Give the number of lines that include the word "EARLWOOD", nothing more.
## start EXTRACTED ENTRIES
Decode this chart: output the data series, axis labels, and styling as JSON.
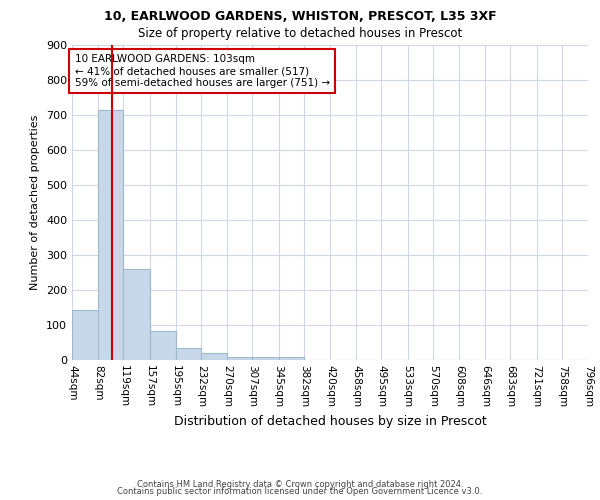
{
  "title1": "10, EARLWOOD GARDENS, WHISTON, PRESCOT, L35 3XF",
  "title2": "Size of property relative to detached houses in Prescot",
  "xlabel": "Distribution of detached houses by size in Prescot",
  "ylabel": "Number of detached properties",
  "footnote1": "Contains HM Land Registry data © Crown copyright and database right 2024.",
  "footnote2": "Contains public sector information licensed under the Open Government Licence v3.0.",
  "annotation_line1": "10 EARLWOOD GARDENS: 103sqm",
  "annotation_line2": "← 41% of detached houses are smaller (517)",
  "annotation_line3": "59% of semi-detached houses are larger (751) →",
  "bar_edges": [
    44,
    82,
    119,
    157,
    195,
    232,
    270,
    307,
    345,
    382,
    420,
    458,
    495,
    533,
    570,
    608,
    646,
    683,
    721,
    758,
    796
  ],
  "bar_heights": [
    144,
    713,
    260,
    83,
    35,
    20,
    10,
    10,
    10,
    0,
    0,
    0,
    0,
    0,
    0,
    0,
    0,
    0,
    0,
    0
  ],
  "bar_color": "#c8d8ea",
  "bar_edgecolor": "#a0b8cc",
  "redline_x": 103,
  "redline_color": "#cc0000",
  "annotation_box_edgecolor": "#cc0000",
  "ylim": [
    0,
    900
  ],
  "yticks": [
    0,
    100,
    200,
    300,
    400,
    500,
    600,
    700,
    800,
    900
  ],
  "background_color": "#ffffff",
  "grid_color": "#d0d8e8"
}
## end EXTRACTED ENTRIES
## start EXTRACTED ENTRIES
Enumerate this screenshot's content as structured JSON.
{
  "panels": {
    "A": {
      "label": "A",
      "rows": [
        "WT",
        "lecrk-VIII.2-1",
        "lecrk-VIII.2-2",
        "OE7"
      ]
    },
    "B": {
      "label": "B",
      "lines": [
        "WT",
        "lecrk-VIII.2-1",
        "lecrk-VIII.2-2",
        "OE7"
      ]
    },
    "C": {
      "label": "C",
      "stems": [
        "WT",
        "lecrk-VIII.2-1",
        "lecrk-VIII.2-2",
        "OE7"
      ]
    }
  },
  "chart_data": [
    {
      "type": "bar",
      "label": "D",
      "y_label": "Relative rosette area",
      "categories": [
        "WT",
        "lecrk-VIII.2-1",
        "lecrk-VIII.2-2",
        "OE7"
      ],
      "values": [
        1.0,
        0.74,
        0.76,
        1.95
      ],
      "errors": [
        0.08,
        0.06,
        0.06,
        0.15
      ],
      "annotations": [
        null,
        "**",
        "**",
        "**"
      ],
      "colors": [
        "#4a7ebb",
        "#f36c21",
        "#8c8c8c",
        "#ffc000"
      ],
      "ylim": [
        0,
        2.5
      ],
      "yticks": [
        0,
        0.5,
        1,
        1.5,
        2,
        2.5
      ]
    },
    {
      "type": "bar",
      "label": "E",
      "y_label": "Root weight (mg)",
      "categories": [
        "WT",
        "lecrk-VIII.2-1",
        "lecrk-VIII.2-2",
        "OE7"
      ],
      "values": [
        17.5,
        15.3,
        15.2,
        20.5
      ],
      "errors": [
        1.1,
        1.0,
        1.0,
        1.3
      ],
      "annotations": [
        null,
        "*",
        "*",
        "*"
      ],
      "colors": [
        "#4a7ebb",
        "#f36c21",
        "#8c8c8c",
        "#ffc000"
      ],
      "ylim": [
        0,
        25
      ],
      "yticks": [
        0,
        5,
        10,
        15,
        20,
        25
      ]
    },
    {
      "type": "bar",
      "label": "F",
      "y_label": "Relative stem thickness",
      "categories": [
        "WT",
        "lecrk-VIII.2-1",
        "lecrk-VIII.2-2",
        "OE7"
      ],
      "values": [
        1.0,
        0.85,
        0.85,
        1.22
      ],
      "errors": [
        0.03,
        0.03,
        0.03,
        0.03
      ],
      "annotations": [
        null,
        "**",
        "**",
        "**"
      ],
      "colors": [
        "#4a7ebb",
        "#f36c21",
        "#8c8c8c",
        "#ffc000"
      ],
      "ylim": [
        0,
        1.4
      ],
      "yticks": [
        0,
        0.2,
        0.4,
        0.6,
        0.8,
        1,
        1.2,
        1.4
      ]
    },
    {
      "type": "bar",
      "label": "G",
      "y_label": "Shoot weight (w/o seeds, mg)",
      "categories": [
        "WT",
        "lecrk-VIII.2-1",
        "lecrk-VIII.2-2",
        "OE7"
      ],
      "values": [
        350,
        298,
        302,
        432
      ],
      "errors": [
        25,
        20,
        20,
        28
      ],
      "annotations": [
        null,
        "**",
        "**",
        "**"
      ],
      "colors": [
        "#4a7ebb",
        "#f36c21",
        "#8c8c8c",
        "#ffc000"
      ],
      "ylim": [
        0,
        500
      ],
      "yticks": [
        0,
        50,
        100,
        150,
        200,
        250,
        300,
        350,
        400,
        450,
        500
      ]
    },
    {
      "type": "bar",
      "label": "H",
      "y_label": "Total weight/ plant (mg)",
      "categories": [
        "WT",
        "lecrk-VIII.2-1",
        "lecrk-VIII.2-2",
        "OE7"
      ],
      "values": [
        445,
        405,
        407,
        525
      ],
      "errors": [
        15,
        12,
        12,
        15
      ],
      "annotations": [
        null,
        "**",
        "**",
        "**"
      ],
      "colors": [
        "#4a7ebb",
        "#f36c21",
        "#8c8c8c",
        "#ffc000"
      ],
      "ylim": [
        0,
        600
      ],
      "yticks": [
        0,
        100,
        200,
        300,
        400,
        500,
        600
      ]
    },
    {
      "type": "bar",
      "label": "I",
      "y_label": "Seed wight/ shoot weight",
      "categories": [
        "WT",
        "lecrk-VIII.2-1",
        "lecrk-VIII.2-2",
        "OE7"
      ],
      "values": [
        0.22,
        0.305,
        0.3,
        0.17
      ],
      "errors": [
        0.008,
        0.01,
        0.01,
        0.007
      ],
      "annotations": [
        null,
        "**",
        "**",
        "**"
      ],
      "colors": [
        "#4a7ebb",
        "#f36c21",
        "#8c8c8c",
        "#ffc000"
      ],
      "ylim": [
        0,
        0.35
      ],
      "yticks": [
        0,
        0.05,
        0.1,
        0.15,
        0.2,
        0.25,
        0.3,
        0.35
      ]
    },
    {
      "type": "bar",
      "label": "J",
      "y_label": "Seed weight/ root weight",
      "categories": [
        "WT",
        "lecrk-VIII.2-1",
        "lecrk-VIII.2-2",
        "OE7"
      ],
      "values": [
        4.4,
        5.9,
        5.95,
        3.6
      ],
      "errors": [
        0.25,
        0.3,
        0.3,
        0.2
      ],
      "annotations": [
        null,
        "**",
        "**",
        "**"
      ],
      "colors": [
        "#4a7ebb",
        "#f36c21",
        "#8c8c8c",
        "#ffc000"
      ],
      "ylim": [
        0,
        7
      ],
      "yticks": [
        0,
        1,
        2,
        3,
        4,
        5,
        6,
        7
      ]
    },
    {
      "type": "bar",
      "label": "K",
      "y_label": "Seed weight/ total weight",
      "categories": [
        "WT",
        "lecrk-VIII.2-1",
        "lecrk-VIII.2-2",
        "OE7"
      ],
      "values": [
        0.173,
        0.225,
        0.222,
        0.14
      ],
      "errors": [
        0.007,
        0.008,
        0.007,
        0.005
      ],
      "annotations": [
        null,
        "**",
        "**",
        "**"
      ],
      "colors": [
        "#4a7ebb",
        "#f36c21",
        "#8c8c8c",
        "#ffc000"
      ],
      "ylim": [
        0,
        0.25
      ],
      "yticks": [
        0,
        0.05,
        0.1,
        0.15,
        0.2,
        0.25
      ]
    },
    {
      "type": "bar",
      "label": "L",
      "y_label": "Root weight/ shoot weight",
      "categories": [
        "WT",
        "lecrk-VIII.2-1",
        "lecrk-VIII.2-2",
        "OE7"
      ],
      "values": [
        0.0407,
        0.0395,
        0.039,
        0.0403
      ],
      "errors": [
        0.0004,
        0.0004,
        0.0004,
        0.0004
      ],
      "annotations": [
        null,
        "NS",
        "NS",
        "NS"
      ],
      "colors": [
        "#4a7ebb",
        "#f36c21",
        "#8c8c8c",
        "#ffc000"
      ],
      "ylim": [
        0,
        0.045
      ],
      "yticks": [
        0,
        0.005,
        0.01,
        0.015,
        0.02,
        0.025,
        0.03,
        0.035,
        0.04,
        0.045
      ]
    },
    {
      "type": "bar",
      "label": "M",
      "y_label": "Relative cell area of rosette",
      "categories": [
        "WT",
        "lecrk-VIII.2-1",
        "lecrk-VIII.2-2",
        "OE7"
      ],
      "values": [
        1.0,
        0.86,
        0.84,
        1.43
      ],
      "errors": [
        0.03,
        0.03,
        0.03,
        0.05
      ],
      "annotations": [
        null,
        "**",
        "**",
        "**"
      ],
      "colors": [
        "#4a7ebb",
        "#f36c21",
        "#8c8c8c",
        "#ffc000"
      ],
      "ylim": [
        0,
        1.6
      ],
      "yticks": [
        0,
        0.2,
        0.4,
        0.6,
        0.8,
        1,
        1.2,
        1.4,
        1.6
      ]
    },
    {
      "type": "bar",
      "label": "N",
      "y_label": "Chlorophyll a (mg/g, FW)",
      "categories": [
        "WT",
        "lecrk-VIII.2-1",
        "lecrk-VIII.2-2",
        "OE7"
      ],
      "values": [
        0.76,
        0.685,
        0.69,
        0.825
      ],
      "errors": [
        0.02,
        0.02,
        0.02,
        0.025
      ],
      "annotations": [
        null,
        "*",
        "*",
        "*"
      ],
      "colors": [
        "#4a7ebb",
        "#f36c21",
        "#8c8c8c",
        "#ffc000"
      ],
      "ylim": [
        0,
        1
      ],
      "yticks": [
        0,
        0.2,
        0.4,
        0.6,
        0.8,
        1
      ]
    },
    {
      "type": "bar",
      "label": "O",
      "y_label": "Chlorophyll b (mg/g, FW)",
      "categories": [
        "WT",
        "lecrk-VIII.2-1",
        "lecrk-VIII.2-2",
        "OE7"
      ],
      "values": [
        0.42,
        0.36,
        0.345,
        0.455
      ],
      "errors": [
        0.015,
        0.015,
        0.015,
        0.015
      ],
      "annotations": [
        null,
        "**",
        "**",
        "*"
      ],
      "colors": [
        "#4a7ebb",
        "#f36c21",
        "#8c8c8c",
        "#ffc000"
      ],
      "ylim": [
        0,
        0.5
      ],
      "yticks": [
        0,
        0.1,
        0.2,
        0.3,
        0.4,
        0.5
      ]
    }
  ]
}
## end EXTRACTED ENTRIES
## start EXTRACTED ENTRIES
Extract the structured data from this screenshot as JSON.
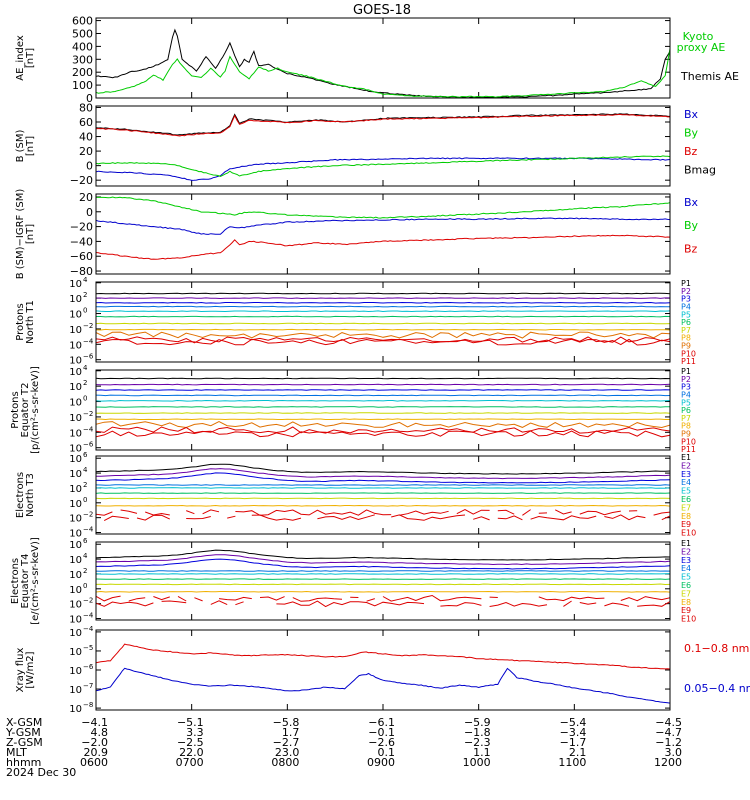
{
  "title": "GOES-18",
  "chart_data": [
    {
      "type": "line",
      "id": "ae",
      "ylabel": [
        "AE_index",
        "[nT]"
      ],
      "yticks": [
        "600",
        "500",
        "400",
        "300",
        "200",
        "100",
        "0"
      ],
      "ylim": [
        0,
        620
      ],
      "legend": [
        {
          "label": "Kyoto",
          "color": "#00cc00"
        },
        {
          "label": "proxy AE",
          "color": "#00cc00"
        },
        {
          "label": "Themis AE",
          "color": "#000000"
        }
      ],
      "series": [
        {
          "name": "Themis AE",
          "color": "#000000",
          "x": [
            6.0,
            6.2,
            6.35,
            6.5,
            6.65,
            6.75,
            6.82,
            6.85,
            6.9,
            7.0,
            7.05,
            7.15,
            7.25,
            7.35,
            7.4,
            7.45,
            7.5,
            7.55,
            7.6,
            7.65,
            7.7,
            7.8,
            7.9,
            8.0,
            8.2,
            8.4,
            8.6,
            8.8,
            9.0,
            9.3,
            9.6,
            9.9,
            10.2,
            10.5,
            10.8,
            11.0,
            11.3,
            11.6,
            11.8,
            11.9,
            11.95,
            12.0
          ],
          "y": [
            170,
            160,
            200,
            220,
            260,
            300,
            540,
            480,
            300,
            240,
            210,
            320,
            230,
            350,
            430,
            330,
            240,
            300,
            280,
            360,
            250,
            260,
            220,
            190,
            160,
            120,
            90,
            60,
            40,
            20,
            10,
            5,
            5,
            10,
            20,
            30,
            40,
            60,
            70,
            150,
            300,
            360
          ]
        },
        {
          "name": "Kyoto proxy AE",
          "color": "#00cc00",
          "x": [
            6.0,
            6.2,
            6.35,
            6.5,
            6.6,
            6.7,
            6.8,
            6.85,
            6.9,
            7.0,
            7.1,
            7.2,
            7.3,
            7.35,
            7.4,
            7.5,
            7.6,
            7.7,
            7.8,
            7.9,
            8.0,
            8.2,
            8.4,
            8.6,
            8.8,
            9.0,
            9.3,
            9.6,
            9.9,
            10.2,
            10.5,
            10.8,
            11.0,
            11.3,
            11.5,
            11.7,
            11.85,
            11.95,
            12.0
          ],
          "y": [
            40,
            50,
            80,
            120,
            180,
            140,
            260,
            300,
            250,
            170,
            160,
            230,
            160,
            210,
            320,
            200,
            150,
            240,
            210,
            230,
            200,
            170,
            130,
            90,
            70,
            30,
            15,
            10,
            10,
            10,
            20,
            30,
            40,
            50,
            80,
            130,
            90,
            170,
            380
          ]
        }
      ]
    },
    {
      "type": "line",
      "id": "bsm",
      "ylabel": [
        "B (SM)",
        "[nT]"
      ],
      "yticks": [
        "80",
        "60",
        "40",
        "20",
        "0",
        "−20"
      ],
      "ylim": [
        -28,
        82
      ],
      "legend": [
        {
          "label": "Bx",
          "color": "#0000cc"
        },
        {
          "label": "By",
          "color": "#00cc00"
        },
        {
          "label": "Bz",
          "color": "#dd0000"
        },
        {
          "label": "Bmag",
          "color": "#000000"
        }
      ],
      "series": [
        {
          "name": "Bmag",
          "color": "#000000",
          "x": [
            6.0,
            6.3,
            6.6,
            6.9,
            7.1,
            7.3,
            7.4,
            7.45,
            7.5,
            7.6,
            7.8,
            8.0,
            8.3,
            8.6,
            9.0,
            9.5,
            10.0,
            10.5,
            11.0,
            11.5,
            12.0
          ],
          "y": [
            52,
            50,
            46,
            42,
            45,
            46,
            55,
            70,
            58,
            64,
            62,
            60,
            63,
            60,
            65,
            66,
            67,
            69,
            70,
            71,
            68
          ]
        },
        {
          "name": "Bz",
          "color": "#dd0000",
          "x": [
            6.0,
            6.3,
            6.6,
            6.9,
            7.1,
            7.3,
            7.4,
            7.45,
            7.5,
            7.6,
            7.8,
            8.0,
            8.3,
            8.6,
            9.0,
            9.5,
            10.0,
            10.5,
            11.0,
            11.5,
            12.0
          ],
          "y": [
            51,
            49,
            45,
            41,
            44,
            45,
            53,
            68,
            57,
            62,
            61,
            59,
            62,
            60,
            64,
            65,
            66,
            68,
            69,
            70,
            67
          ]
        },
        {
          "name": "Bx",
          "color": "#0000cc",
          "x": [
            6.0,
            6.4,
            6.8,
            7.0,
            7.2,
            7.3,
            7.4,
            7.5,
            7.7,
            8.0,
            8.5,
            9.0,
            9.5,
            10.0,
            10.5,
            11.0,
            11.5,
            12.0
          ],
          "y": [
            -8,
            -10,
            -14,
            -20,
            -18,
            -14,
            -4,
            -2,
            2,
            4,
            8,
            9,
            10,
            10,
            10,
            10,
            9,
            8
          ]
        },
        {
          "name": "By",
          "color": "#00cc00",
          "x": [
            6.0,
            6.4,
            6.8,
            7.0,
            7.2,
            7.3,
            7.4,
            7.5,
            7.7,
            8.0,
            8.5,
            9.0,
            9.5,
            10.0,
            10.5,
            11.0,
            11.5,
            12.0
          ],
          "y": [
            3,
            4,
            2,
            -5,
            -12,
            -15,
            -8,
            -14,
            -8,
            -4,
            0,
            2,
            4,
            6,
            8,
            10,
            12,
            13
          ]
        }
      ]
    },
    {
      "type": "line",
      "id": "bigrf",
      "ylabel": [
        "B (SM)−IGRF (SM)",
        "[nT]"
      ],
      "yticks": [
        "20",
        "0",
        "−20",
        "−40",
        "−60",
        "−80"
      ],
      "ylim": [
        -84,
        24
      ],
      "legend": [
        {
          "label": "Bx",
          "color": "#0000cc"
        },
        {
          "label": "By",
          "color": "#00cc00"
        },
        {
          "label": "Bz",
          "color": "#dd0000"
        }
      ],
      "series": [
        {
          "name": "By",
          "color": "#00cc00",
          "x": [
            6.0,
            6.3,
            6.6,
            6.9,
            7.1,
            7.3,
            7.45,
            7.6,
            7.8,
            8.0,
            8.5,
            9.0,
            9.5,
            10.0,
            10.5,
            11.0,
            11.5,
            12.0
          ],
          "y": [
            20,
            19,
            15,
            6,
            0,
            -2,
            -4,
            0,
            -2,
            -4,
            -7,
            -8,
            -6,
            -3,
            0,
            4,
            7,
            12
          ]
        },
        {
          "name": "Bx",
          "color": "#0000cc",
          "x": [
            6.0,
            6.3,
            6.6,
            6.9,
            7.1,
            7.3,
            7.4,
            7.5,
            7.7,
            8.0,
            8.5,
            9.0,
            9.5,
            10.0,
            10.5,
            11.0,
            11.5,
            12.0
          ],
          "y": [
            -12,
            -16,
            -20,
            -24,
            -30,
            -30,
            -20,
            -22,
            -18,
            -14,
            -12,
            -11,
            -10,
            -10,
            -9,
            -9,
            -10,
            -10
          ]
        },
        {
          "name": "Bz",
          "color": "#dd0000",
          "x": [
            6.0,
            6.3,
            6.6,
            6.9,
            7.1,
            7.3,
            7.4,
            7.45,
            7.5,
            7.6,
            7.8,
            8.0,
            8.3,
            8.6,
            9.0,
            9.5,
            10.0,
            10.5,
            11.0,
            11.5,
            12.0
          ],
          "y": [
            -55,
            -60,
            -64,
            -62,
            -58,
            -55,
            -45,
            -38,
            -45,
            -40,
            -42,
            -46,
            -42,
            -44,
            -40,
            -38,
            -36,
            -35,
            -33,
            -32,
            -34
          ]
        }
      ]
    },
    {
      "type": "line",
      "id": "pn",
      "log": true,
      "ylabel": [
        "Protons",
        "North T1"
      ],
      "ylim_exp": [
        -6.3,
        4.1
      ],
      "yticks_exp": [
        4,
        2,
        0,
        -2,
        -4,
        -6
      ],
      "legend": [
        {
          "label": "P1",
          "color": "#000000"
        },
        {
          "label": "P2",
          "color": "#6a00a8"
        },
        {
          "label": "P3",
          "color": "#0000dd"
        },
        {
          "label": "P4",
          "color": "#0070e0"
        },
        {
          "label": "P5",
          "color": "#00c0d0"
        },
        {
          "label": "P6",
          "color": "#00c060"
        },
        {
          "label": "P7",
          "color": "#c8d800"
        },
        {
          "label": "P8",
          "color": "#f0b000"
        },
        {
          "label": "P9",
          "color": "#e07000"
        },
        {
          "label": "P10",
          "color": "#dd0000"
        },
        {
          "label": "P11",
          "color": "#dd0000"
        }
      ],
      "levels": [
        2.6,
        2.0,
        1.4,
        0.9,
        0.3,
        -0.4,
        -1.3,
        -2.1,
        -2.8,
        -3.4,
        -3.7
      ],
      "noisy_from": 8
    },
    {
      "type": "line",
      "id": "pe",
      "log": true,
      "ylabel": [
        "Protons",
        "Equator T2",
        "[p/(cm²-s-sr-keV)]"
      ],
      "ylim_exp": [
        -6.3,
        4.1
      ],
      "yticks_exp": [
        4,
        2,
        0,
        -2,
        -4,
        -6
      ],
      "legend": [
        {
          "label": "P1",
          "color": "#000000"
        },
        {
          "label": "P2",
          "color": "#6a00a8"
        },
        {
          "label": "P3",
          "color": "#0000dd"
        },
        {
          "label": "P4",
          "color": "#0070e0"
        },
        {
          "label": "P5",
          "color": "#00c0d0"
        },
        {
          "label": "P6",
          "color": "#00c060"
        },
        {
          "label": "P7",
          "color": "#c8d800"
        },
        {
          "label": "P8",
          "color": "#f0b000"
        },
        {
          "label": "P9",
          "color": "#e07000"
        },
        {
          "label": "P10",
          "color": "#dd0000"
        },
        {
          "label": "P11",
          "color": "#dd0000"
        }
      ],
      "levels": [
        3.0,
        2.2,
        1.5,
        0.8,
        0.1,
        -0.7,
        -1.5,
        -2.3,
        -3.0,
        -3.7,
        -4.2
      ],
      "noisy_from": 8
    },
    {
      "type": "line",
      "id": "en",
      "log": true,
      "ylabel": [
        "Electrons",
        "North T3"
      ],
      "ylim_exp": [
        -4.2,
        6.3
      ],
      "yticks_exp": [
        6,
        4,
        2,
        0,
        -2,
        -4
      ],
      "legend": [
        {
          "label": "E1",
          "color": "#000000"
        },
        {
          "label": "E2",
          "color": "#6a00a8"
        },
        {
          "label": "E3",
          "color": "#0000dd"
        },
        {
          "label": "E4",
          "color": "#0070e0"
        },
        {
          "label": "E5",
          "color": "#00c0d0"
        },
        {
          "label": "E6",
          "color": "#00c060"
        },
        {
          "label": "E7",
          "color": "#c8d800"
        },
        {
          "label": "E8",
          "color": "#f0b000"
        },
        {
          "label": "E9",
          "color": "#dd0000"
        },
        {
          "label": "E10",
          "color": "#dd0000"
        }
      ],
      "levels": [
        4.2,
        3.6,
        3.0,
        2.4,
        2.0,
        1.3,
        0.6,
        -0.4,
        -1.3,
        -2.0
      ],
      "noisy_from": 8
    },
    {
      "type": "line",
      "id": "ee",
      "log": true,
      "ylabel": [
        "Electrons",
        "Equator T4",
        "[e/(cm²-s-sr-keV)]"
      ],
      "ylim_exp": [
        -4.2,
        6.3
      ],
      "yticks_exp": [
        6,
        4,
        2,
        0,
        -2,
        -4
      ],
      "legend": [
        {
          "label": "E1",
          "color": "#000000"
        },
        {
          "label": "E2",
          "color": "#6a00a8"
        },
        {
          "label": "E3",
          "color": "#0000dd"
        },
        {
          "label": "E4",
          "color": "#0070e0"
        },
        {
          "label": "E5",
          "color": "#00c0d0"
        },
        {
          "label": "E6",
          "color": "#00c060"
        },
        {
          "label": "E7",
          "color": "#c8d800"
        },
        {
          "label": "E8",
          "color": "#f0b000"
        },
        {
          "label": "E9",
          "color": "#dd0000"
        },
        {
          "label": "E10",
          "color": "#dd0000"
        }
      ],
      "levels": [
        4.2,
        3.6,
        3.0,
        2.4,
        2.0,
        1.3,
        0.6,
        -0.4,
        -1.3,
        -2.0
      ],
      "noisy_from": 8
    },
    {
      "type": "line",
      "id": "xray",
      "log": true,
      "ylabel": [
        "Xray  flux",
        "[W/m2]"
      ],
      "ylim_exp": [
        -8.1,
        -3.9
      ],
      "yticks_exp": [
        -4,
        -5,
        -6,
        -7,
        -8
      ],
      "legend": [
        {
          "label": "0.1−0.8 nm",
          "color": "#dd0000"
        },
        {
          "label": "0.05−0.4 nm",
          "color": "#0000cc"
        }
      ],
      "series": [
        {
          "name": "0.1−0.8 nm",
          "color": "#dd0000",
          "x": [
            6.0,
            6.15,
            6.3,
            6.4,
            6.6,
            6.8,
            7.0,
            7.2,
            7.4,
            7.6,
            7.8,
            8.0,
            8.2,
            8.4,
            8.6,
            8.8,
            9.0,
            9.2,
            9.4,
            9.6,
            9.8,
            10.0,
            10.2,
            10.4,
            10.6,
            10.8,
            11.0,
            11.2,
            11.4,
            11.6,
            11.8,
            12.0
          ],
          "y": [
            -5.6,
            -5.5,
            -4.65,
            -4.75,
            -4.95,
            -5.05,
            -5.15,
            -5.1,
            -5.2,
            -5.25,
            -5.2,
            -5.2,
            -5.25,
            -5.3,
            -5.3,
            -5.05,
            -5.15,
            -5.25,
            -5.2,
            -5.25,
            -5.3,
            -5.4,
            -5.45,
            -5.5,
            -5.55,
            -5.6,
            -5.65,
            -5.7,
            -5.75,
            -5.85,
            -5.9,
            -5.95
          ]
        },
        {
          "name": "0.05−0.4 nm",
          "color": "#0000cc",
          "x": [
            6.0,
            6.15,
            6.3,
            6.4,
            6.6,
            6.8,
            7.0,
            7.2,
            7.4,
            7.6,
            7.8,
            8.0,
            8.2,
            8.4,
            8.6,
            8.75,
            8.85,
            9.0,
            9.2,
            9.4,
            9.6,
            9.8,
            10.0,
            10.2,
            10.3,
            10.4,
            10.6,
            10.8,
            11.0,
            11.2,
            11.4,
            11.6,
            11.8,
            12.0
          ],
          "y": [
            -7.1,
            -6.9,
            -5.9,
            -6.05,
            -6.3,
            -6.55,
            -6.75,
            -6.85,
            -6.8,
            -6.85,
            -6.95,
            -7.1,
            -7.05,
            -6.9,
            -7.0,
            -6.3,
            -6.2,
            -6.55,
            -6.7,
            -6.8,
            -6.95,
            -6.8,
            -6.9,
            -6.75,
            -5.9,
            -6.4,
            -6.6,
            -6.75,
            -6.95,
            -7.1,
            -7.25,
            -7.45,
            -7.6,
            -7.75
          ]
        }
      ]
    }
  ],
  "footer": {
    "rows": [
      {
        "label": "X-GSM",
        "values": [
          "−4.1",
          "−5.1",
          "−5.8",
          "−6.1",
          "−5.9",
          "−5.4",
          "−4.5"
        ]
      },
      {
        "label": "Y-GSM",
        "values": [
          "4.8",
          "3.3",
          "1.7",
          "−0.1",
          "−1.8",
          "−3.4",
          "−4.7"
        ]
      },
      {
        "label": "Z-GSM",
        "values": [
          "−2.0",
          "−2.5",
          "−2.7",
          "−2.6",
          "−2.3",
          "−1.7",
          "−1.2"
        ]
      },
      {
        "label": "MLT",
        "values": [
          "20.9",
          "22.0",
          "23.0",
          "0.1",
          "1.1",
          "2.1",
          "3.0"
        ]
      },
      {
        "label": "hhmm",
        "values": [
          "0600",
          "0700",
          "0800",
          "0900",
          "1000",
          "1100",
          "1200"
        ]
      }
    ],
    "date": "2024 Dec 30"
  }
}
## end EXTRACTED ENTRIES
RESPONSE FOR THIS EXERCISE: 2